Short exercise
Repeat all entries exactly.

Material
◆ ◆ ◆

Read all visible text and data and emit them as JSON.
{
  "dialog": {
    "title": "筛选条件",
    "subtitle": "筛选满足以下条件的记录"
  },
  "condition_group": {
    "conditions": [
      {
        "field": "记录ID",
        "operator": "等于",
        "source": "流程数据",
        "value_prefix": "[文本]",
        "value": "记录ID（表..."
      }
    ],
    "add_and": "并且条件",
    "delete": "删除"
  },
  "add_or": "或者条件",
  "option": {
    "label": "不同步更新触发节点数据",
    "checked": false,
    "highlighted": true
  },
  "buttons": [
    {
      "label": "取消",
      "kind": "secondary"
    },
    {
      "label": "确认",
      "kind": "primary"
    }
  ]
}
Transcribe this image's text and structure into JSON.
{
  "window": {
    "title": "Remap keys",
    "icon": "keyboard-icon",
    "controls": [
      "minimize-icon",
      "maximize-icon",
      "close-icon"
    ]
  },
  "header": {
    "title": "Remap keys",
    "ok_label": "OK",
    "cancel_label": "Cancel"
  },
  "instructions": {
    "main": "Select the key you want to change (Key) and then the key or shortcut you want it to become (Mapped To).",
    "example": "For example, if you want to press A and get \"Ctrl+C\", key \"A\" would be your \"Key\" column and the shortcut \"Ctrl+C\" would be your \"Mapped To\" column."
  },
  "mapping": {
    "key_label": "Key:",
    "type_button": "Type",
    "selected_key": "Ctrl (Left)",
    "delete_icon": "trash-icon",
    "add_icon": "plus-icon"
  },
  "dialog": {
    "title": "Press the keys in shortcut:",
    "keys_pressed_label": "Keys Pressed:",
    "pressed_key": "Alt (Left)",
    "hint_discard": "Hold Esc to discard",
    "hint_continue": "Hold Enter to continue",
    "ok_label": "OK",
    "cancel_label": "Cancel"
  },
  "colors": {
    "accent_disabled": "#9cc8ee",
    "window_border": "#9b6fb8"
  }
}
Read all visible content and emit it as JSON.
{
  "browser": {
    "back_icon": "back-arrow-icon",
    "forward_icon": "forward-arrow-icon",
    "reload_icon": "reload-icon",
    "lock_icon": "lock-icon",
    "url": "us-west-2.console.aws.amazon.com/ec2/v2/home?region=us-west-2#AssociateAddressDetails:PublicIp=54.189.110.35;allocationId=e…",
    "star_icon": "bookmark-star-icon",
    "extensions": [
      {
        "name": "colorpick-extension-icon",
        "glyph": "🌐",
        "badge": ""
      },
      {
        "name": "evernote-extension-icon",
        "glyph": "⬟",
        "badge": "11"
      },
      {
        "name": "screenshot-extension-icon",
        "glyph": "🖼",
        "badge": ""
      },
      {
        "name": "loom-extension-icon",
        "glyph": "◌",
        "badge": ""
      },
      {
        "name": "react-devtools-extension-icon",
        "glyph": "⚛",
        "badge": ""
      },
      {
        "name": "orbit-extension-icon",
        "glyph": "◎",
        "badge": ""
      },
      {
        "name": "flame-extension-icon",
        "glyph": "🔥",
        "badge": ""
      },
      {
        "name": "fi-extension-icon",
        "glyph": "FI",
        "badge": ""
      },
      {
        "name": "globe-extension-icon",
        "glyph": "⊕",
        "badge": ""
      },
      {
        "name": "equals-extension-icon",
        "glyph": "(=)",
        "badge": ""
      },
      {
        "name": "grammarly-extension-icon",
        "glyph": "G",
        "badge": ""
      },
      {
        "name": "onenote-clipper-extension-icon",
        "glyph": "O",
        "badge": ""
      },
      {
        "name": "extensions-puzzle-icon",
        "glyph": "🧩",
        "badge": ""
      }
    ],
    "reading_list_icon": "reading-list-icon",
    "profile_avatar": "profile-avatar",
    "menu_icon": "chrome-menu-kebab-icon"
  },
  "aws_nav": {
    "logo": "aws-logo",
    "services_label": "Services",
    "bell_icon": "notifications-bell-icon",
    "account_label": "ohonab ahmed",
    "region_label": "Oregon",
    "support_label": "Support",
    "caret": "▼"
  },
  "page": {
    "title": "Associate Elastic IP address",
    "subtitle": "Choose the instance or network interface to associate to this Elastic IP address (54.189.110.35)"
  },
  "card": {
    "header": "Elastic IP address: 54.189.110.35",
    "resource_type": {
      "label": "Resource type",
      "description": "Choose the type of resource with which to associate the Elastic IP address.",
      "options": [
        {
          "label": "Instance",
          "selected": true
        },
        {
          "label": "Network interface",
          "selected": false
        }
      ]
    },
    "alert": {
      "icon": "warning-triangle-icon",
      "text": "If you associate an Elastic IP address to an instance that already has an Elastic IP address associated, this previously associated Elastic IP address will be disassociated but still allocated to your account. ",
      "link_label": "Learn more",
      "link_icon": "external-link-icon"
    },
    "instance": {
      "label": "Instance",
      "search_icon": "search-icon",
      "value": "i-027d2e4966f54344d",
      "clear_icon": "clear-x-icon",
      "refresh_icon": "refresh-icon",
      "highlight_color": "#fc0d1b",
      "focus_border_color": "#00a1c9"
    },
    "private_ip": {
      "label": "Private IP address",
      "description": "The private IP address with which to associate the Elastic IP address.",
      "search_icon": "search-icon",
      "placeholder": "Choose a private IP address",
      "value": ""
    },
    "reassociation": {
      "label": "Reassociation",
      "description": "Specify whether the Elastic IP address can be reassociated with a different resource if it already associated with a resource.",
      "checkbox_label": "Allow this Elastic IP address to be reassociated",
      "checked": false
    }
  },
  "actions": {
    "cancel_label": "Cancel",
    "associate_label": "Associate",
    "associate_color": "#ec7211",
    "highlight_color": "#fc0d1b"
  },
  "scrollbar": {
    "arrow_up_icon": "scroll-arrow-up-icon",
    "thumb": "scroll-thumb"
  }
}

◆ ◆ ◆

Answer below
Read all visible text and data and emit them as JSON.
{
  "dialog": {
    "title": "筛选条件",
    "subtitle": "筛选满足以下条件的记录"
  },
  "condition_group": {
    "conditions": [
      {
        "field": "记录ID",
        "operator": "等于",
        "source": "流程数据",
        "value_prefix": "[文本]",
        "value": "记录ID（表..."
      }
    ],
    "add_and": "并且条件",
    "delete": "删除"
  },
  "add_or": "或者条件",
  "option": {
    "label": "不同步更新触发节点数据",
    "checked": false,
    "highlighted": true
  },
  "buttons": [
    {
      "label": "取消",
      "kind": "secondary"
    },
    {
      "label": "确认",
      "kind": "primary"
    }
  ]
}
Transcribe this image's text and structure into JSON.
{
  "window": {
    "title": "Remap keys",
    "icon": "keyboard-icon",
    "controls": [
      "minimize-icon",
      "maximize-icon",
      "close-icon"
    ]
  },
  "header": {
    "title": "Remap keys",
    "ok_label": "OK",
    "cancel_label": "Cancel"
  },
  "instructions": {
    "main": "Select the key you want to change (Key) and then the key or shortcut you want it to become (Mapped To).",
    "example": "For example, if you want to press A and get \"Ctrl+C\", key \"A\" would be your \"Key\" column and the shortcut \"Ctrl+C\" would be your \"Mapped To\" column."
  },
  "mapping": {
    "key_label": "Key:",
    "type_button": "Type",
    "selected_key": "Ctrl (Left)",
    "delete_icon": "trash-icon",
    "add_icon": "plus-icon"
  },
  "dialog": {
    "title": "Press the keys in shortcut:",
    "keys_pressed_label": "Keys Pressed:",
    "pressed_key": "Alt (Left)",
    "hint_discard": "Hold Esc to discard",
    "hint_continue": "Hold Enter to continue",
    "ok_label": "OK",
    "cancel_label": "Cancel"
  },
  "colors": {
    "accent_disabled": "#9cc8ee",
    "window_border": "#9b6fb8"
  }
}
Read all visible content and emit it as JSON.
{
  "browser": {
    "back_icon": "back-arrow-icon",
    "forward_icon": "forward-arrow-icon",
    "reload_icon": "reload-icon",
    "lock_icon": "lock-icon",
    "url": "us-west-2.console.aws.amazon.com/ec2/v2/home?region=us-west-2#AssociateAddressDetails:PublicIp=54.189.110.35;allocationId=e…",
    "star_icon": "bookmark-star-icon",
    "extensions": [
      {
        "name": "colorpick-extension-icon",
        "glyph": "🌐",
        "badge": ""
      },
      {
        "name": "evernote-extension-icon",
        "glyph": "⬟",
        "badge": "11"
      },
      {
        "name": "screenshot-extension-icon",
        "glyph": "🖼",
        "badge": ""
      },
      {
        "name": "loom-extension-icon",
        "glyph": "◌",
        "badge": ""
      },
      {
        "name": "react-devtools-extension-icon",
        "glyph": "⚛",
        "badge": ""
      },
      {
        "name": "orbit-extension-icon",
        "glyph": "◎",
        "badge": ""
      },
      {
        "name": "flame-extension-icon",
        "glyph": "🔥",
        "badge": ""
      },
      {
        "name": "fi-extension-icon",
        "glyph": "FI",
        "badge": ""
      },
      {
        "name": "globe-extension-icon",
        "glyph": "⊕",
        "badge": ""
      },
      {
        "name": "equals-extension-icon",
        "glyph": "(=)",
        "badge": ""
      },
      {
        "name": "grammarly-extension-icon",
        "glyph": "G",
        "badge": ""
      },
      {
        "name": "onenote-clipper-extension-icon",
        "glyph": "O",
        "badge": ""
      },
      {
        "name": "extensions-puzzle-icon",
        "glyph": "🧩",
        "badge": ""
      }
    ],
    "reading_list_icon": "reading-list-icon",
    "profile_avatar": "profile-avatar",
    "menu_icon": "chrome-menu-kebab-icon"
  },
  "aws_nav": {
    "logo": "aws-logo",
    "services_label": "Services",
    "bell_icon": "notifications-bell-icon",
    "account_label": "ohonab ahmed",
    "region_label": "Oregon",
    "support_label": "Support",
    "caret": "▼"
  },
  "page": {
    "title": "Associate Elastic IP address",
    "subtitle": "Choose the instance or network interface to associate to this Elastic IP address (54.189.110.35)"
  },
  "card": {
    "header": "Elastic IP address: 54.189.110.35",
    "resource_type": {
      "label": "Resource type",
      "description": "Choose the type of resource with which to associate the Elastic IP address.",
      "options": [
        {
          "label": "Instance",
          "selected": true
        },
        {
          "label": "Network interface",
          "selected": false
        }
      ]
    },
    "alert": {
      "icon": "warning-triangle-icon",
      "text": "If you associate an Elastic IP address to an instance that already has an Elastic IP address associated, this previously associated Elastic IP address will be disassociated but still allocated to your account. ",
      "link_label": "Learn more",
      "link_icon": "external-link-icon"
    },
    "instance": {
      "label": "Instance",
      "search_icon": "search-icon",
      "value": "i-027d2e4966f54344d",
      "clear_icon": "clear-x-icon",
      "refresh_icon": "refresh-icon",
      "highlight_color": "#fc0d1b",
      "focus_border_color": "#00a1c9"
    },
    "private_ip": {
      "label": "Private IP address",
      "description": "The private IP address with which to associate the Elastic IP address.",
      "search_icon": "search-icon",
      "placeholder": "Choose a private IP address",
      "value": ""
    },
    "reassociation": {
      "label": "Reassociation",
      "description": "Specify whether the Elastic IP address can be reassociated with a different resource if it already associated with a resource.",
      "checkbox_label": "Allow this Elastic IP address to be reassociated",
      "checked": false
    }
  },
  "actions": {
    "cancel_label": "Cancel",
    "associate_label": "Associate",
    "associate_color": "#ec7211",
    "highlight_color": "#fc0d1b"
  },
  "scrollbar": {
    "arrow_up_icon": "scroll-arrow-up-icon",
    "thumb": "scroll-thumb"
  }
}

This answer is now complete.